• _To do_
1. Rewrite the passage of the Cilium issue thread starting at "(also hitting this" and ending at "missing (see makeIPv6HostIP).", changing "LocalNodeStore" to "NodeStore".
2. Name every user that the Cilium issue thread mentions with an @ sign.

• _Given text_
I tried that but it didn't work.
Observing the same issue here. CiliumNode running 1.16 gets spec.addresses entries for both the ipv4 and ipv6 addresses of the node, while 1.17 CiliumNode does not.
My base Node objects do not have their ipv6 address in their status.addresses list (running k3s dual-stack). Does cilium want this populated now for ipv6 to work?
I believe https://github.com/cilium/cilium/pull/38472 is the fix and is slated to be in v1.17.3. If you can try it now, you can deploy the latest dev version of Cilium based off main.
I just ran quay.io/cilium/cilium:v1.18.0-pre.1@sha256:88711d5016c6969e47e92e5f499ccd80e3df93ab52bdd7bc321c2b4a6a434a9e to test (as the release notes specify that patch is in).
Still seeing time="2025-04-09T13:23:11.205268888Z" level=fatal msg="failed to start: daemon creation failed: unable to connect to get node spec from apiserver: node server01 does not have an IPv6 address\nfailed to stop: unable to find controller ipcache-inject-labels" subsys=daemon
Correctly supplying the kind: Node objects with both ipv4 and ipv6 addresses (in my case hardcoding ipv4/ipv6 in k3s config instead of relying on 0.0.0.0 magic for kubelet node-ip arg) lets cilium start up successfully, as a workaround.
@oivindoh Interesting. Sounds like a separate issue. The fact that your workaround is working confirms that the PR is the fix.
Same issue here(I used cilium v1.17.3), I try to patch an IPv6 address to ciliumNode, but it seems cilium will revert it.
Same issue here with version 1.17.1 and also 1.17.3. With a roll back to 1.16.9 it works.
Today I tested it with version 1.17.4 and still the same problem but version 1.16.10 is working.
@christarazi today I also tested the v1.18.0-pre.2 image but also the same problem.
I would like to fix this, I will look into it later.
This is related to this bug in this thread https://github.com/siderolabs/talos/issues/8115#issuecomment-2307280220
With a workaround where you change the pod and service-subnets to try IPv6 before IPv4.
(also hitting this right off main, my bond0 dev did have an IPv6 address though)
I'm currently unable to repro this in a local kind cluster, but I believe that, as @jungeonkim suggested, the issue is related to the missing call to SetDefaultPrefix that in v1.16 was happening as part of the LocalNodeStore initialization, thus before newDaemon. That call set an initial IPv6 address in case it was missing (see makeIPv6HostIP).
This commit, part of https://github.com/cilium/cilium/pull/32381, removed that call in the LocalNodeStore initialization, leading to the above issue (there is another call to setDefaultPrefix that is done in ConfigureIPAM, after the check for the node IPv6 address).
Digging a little bit more into the problem, I think this is also related to https://github.com/cilium/cilium/pull/28953
My understanding is that:
- In https://github.com/cilium/cilium/pull/28953 the initial node IPv6 address hard check was added in order to have a uniform behavior with different KPR settings when migrating from single stack to dual stack nodes (see https://github.com/cilium/cilium/issues/28909 and https://github.com/cilium/cilium/issues/34861#issuecomment-2651655820)

• _Extracted data_
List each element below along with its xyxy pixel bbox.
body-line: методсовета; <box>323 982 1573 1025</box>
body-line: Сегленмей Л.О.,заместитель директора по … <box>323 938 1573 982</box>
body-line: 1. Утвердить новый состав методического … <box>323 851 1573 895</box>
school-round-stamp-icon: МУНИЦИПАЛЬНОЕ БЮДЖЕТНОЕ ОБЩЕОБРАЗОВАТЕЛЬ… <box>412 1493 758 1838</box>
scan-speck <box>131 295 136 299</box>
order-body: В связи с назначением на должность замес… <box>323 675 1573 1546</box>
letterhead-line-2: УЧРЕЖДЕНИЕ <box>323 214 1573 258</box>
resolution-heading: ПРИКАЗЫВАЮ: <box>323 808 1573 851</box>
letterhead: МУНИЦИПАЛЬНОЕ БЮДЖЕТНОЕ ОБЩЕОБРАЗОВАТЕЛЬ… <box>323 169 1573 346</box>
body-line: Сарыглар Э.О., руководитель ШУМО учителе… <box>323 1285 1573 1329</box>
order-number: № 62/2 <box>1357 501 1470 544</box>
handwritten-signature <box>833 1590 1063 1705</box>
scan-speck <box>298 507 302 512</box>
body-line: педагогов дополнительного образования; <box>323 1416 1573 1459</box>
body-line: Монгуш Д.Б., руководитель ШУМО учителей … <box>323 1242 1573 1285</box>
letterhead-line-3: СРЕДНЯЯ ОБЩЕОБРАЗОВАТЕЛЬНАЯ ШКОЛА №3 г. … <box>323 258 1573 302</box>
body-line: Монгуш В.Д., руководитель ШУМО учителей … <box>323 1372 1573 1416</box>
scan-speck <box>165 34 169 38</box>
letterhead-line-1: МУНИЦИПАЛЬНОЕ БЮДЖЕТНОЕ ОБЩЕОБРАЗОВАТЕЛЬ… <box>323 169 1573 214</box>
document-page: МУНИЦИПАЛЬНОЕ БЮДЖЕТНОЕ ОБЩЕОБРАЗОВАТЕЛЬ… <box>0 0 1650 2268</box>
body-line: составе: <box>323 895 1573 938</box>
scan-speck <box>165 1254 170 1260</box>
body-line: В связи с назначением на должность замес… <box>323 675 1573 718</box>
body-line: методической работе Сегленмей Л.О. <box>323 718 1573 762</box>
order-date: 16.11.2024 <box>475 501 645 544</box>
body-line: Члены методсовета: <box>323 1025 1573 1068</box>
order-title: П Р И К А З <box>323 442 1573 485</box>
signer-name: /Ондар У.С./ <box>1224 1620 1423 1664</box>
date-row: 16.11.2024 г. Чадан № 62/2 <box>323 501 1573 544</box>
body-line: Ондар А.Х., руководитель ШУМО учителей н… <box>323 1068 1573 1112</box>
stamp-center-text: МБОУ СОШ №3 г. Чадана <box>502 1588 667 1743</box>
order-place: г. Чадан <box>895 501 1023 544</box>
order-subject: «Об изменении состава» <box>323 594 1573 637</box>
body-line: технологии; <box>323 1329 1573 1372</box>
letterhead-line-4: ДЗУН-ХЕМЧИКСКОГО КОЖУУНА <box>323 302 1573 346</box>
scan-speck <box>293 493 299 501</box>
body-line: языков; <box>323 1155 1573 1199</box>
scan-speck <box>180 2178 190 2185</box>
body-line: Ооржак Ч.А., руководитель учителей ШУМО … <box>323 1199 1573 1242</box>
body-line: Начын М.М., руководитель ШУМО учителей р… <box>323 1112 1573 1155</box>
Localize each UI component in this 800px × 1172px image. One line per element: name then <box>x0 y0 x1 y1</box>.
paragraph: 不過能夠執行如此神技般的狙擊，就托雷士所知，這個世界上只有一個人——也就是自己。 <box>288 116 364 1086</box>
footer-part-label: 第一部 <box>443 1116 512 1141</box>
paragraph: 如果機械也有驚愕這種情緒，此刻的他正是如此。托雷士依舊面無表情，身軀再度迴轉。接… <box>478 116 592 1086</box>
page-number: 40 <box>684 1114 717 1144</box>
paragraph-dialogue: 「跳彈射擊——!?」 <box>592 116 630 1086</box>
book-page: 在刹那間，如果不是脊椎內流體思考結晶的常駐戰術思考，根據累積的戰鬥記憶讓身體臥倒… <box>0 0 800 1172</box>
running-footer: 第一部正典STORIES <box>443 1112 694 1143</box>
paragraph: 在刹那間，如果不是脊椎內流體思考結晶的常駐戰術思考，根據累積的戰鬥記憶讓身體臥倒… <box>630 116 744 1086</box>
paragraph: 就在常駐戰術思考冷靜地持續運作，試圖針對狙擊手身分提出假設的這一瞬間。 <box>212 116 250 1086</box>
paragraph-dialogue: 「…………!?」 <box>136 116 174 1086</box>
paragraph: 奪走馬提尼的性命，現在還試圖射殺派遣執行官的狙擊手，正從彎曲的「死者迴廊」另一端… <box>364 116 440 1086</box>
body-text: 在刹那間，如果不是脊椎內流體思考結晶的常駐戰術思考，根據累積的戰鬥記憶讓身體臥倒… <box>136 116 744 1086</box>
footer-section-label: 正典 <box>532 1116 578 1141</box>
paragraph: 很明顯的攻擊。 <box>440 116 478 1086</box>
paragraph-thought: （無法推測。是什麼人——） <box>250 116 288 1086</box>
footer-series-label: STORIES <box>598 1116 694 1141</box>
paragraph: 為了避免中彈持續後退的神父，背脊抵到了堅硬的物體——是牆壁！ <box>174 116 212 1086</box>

• _Responses in order_
1.
(also hitting this right off main, my bond0 dev did have an IPv6 address though)
I'm currently unable to repro this in a local kind cluster, but I believe that, as @jungeonkim suggested, the issue is related to the missing call to SetDefaultPrefix that in v1.16 was happening as part of the NodeStore initialization, thus before newDaemon. That call set an initial IPv6 address in case it was missing (see makeIPv6HostIP).

2.
@oivindoh
@christarazi
@jungeonkim